Data to use>

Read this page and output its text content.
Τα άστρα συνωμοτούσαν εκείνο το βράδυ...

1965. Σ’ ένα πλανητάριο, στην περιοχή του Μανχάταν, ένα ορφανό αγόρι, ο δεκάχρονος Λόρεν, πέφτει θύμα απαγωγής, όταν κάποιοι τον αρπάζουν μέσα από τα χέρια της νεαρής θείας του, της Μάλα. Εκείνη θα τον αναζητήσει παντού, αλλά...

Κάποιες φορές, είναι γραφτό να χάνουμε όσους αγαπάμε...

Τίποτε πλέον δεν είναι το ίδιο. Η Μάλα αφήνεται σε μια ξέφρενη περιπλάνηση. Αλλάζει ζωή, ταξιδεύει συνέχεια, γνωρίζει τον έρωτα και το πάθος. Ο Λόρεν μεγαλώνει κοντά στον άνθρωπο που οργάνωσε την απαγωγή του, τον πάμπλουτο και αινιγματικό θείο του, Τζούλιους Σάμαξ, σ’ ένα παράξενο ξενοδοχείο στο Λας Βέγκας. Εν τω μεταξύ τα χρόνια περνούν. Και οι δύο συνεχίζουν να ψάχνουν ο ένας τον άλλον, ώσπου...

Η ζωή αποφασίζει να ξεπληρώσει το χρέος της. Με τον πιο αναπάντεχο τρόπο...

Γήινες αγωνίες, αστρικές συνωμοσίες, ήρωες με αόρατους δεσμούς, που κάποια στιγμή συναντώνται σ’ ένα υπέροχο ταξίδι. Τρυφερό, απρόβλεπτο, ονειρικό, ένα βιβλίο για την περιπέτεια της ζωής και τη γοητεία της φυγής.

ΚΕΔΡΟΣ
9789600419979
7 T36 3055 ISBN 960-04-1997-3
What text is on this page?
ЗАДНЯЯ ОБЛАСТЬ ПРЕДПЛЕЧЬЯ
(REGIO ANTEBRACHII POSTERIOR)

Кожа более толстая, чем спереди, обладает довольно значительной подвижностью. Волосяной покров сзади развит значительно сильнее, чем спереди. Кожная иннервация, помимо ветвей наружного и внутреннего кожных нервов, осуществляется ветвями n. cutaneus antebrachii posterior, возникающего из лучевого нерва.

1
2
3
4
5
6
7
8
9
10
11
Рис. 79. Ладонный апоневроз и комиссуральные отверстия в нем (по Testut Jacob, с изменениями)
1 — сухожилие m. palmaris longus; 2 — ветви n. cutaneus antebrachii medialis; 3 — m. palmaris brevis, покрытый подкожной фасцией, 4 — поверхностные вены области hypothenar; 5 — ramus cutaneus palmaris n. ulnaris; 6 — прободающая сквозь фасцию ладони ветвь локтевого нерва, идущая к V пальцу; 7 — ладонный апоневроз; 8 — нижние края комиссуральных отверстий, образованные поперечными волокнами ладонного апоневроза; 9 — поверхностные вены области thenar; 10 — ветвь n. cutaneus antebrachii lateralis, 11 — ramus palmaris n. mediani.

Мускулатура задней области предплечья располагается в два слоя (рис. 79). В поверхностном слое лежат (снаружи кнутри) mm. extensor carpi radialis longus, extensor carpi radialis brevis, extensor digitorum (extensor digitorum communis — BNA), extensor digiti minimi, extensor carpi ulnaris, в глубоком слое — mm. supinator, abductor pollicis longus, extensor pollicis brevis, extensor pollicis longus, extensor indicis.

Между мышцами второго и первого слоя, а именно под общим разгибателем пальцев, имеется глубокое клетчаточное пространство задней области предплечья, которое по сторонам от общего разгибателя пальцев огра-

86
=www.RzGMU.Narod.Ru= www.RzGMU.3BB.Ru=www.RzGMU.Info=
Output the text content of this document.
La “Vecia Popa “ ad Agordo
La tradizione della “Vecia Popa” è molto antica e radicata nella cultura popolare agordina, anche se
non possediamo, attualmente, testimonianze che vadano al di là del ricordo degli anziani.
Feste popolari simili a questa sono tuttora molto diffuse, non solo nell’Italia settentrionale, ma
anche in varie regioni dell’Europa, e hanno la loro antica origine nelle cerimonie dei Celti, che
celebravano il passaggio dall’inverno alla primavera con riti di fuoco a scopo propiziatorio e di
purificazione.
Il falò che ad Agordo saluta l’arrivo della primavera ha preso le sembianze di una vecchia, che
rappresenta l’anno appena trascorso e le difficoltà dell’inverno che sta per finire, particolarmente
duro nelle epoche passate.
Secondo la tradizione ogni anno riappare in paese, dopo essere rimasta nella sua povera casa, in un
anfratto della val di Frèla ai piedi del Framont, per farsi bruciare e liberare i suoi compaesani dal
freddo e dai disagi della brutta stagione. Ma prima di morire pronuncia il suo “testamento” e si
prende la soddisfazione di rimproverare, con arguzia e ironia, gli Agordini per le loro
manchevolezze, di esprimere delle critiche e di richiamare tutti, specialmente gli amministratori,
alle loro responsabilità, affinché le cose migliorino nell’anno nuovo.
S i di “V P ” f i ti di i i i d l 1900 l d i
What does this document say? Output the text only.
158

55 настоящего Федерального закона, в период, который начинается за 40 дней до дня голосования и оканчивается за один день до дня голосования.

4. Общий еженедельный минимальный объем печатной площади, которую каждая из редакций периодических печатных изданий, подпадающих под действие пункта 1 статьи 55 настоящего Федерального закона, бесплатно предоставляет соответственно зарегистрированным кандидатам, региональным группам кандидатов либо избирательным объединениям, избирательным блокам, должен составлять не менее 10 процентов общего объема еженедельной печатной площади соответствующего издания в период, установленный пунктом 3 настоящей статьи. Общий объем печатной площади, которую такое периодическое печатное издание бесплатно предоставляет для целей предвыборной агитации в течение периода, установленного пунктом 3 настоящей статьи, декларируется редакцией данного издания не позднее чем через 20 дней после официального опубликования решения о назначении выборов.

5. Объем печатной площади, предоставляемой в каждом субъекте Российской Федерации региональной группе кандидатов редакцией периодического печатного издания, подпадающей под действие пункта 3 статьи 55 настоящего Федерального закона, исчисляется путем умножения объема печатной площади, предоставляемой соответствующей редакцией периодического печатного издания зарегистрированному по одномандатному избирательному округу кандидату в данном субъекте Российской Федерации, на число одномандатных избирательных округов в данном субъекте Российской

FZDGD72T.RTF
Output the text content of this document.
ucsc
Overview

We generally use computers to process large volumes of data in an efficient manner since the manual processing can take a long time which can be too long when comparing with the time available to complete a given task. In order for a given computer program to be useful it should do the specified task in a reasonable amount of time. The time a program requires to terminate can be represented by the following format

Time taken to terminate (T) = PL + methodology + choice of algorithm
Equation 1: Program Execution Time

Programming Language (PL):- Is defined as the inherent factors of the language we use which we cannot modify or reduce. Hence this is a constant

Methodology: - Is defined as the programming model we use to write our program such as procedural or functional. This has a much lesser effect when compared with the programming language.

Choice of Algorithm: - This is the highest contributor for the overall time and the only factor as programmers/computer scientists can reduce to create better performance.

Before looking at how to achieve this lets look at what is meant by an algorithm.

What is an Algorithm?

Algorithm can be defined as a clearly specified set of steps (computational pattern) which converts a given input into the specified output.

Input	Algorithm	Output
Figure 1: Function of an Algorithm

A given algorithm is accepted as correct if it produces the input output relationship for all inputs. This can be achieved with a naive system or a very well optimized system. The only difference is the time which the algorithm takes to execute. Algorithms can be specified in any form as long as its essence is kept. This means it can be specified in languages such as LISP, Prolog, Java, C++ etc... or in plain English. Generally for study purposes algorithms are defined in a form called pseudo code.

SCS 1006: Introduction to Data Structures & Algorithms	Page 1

To do> Take the records above and return them exactly as written.

Result of the exercise>
Read this page and output its text content.
Τα άστρα συνωμοτούσαν εκείνο το βράδυ...

1965. Σ’ ένα πλανητάριο, στην περιοχή του Μανχάταν, ένα ορφανό αγόρι, ο δεκάχρονος Λόρεν, πέφτει θύμα απαγωγής, όταν κάποιοι τον αρπάζουν μέσα από τα χέρια της νεαρής θείας του, της Μάλα. Εκείνη θα τον αναζητήσει παντού, αλλά...

Κάποιες φορές, είναι γραφτό να χάνουμε όσους αγαπάμε...

Τίποτε πλέον δεν είναι το ίδιο. Η Μάλα αφήνεται σε μια ξέφρενη περιπλάνηση. Αλλάζει ζωή, ταξιδεύει συνέχεια, γνωρίζει τον έρωτα και το πάθος. Ο Λόρεν μεγαλώνει κοντά στον άνθρωπο που οργάνωσε την απαγωγή του, τον πάμπλουτο και αινιγματικό θείο του, Τζούλιους Σάμαξ, σ’ ένα παράξενο ξενοδοχείο στο Λας Βέγκας. Εν τω μεταξύ τα χρόνια περνούν. Και οι δύο συνεχίζουν να ψάχνουν ο ένας τον άλλον, ώσπου...

Η ζωή αποφασίζει να ξεπληρώσει το χρέος της. Με τον πιο αναπάντεχο τρόπο...

Γήινες αγωνίες, αστρικές συνωμοσίες, ήρωες με αόρατους δεσμούς, που κάποια στιγμή συναντώνται σ’ ένα υπέροχο ταξίδι. Τρυφερό, απρόβλεπτο, ονειρικό, ένα βιβλίο για την περιπέτεια της ζωής και τη γοητεία της φυγής.

ΚΕΔΡΟΣ
9789600419979
7 T36 3055 ISBN 960-04-1997-3
What text is on this page?
ЗАДНЯЯ ОБЛАСТЬ ПРЕДПЛЕЧЬЯ
(REGIO ANTEBRACHII POSTERIOR)

Кожа более толстая, чем спереди, обладает довольно значительной подвижностью. Волосяной покров сзади развит значительно сильнее, чем спереди. Кожная иннервация, помимо ветвей наружного и внутреннего кожных нервов, осуществляется ветвями n. cutaneus antebrachii posterior, возникающего из лучевого нерва.

1
2
3
4
5
6
7
8
9
10
11
Рис. 79. Ладонный апоневроз и комиссуральные отверстия в нем (по Testut Jacob, с изменениями)
1 — сухожилие m. palmaris longus; 2 — ветви n. cutaneus antebrachii medialis; 3 — m. palmaris brevis, покрытый подкожной фасцией, 4 — поверхностные вены области hypothenar; 5 — ramus cutaneus palmaris n. ulnaris; 6 — прободающая сквозь фасцию ладони ветвь локтевого нерва, идущая к V пальцу; 7 — ладонный апоневроз; 8 — нижние края комиссуральных отверстий, образованные поперечными волокнами ладонного апоневроза; 9 — поверхностные вены области thenar; 10 — ветвь n. cutaneus antebrachii lateralis, 11 — ramus palmaris n. mediani.

Мускулатура задней области предплечья располагается в два слоя (рис. 79). В поверхностном слое лежат (снаружи кнутри) mm. extensor carpi radialis longus, extensor carpi radialis brevis, extensor digitorum (extensor digitorum communis — BNA), extensor digiti minimi, extensor carpi ulnaris, в глубоком слое — mm. supinator, abductor pollicis longus, extensor pollicis brevis, extensor pollicis longus, extensor indicis.

Между мышцами второго и первого слоя, а именно под общим разгибателем пальцев, имеется глубокое клетчаточное пространство задней области предплечья, которое по сторонам от общего разгибателя пальцев огра-

86
=www.RzGMU.Narod.Ru= www.RzGMU.3BB.Ru=www.RzGMU.Info=
Output the text content of this document.
La “Vecia Popa “ ad Agordo
La tradizione della “Vecia Popa” è molto antica e radicata nella cultura popolare agordina, anche se
non possediamo, attualmente, testimonianze che vadano al di là del ricordo degli anziani.
Feste popolari simili a questa sono tuttora molto diffuse, non solo nell’Italia settentrionale, ma
anche in varie regioni dell’Europa, e hanno la loro antica origine nelle cerimonie dei Celti, che
celebravano il passaggio dall’inverno alla primavera con riti di fuoco a scopo propiziatorio e di
purificazione.
Il falò che ad Agordo saluta l’arrivo della primavera ha preso le sembianze di una vecchia, che
rappresenta l’anno appena trascorso e le difficoltà dell’inverno che sta per finire, particolarmente
duro nelle epoche passate.
Secondo la tradizione ogni anno riappare in paese, dopo essere rimasta nella sua povera casa, in un
anfratto della val di Frèla ai piedi del Framont, per farsi bruciare e liberare i suoi compaesani dal
freddo e dai disagi della brutta stagione. Ma prima di morire pronuncia il suo “testamento” e si
prende la soddisfazione di rimproverare, con arguzia e ironia, gli Agordini per le loro
manchevolezze, di esprimere delle critiche e di richiamare tutti, specialmente gli amministratori,
alle loro responsabilità, affinché le cose migliorino nell’anno nuovo.
S i di “V P ” f i ti di i i i d l 1900 l d i
What does this document say? Output the text only.
158

55 настоящего Федерального закона, в период, который начинается за 40 дней до дня голосования и оканчивается за один день до дня голосования.

4. Общий еженедельный минимальный объем печатной площади, которую каждая из редакций периодических печатных изданий, подпадающих под действие пункта 1 статьи 55 настоящего Федерального закона, бесплатно предоставляет соответственно зарегистрированным кандидатам, региональным группам кандидатов либо избирательным объединениям, избирательным блокам, должен составлять не менее 10 процентов общего объема еженедельной печатной площади соответствующего издания в период, установленный пунктом 3 настоящей статьи. Общий объем печатной площади, которую такое периодическое печатное издание бесплатно предоставляет для целей предвыборной агитации в течение периода, установленного пунктом 3 настоящей статьи, декларируется редакцией данного издания не позднее чем через 20 дней после официального опубликования решения о назначении выборов.

5. Объем печатной площади, предоставляемой в каждом субъекте Российской Федерации региональной группе кандидатов редакцией периодического печатного издания, подпадающей под действие пункта 3 статьи 55 настоящего Федерального закона, исчисляется путем умножения объема печатной площади, предоставляемой соответствующей редакцией периодического печатного издания зарегистрированному по одномандатному избирательному округу кандидату в данном субъекте Российской Федерации, на число одномандатных избирательных округов в данном субъекте Российской

FZDGD72T.RTF
Output the text content of this document.
ucsc
Overview

We generally use computers to process large volumes of data in an efficient manner since the manual processing can take a long time which can be too long when comparing with the time available to complete a given task. In order for a given computer program to be useful it should do the specified task in a reasonable amount of time. The time a program requires to terminate can be represented by the following format

Time taken to terminate (T) = PL + methodology + choice of algorithm
Equation 1: Program Execution Time

Programming Language (PL):- Is defined as the inherent factors of the language we use which we cannot modify or reduce. Hence this is a constant

Methodology: - Is defined as the programming model we use to write our program such as procedural or functional. This has a much lesser effect when compared with the programming language.

Choice of Algorithm: - This is the highest contributor for the overall time and the only factor as programmers/computer scientists can reduce to create better performance.

Before looking at how to achieve this lets look at what is meant by an algorithm.

What is an Algorithm?

Algorithm can be defined as a clearly specified set of steps (computational pattern) which converts a given input into the specified output.

Input	Algorithm	Output
Figure 1: Function of an Algorithm

A given algorithm is accepted as correct if it produces the input output relationship for all inputs. This can be achieved with a naive system or a very well optimized system. The only difference is the time which the algorithm takes to execute. Algorithms can be specified in any form as long as its essence is kept. This means it can be specified in languages such as LISP, Prolog, Java, C++ etc... or in plain English. Generally for study purposes algorithms are defined in a form called pseudo code.

SCS 1006: Introduction to Data Structures & Algorithms	Page 1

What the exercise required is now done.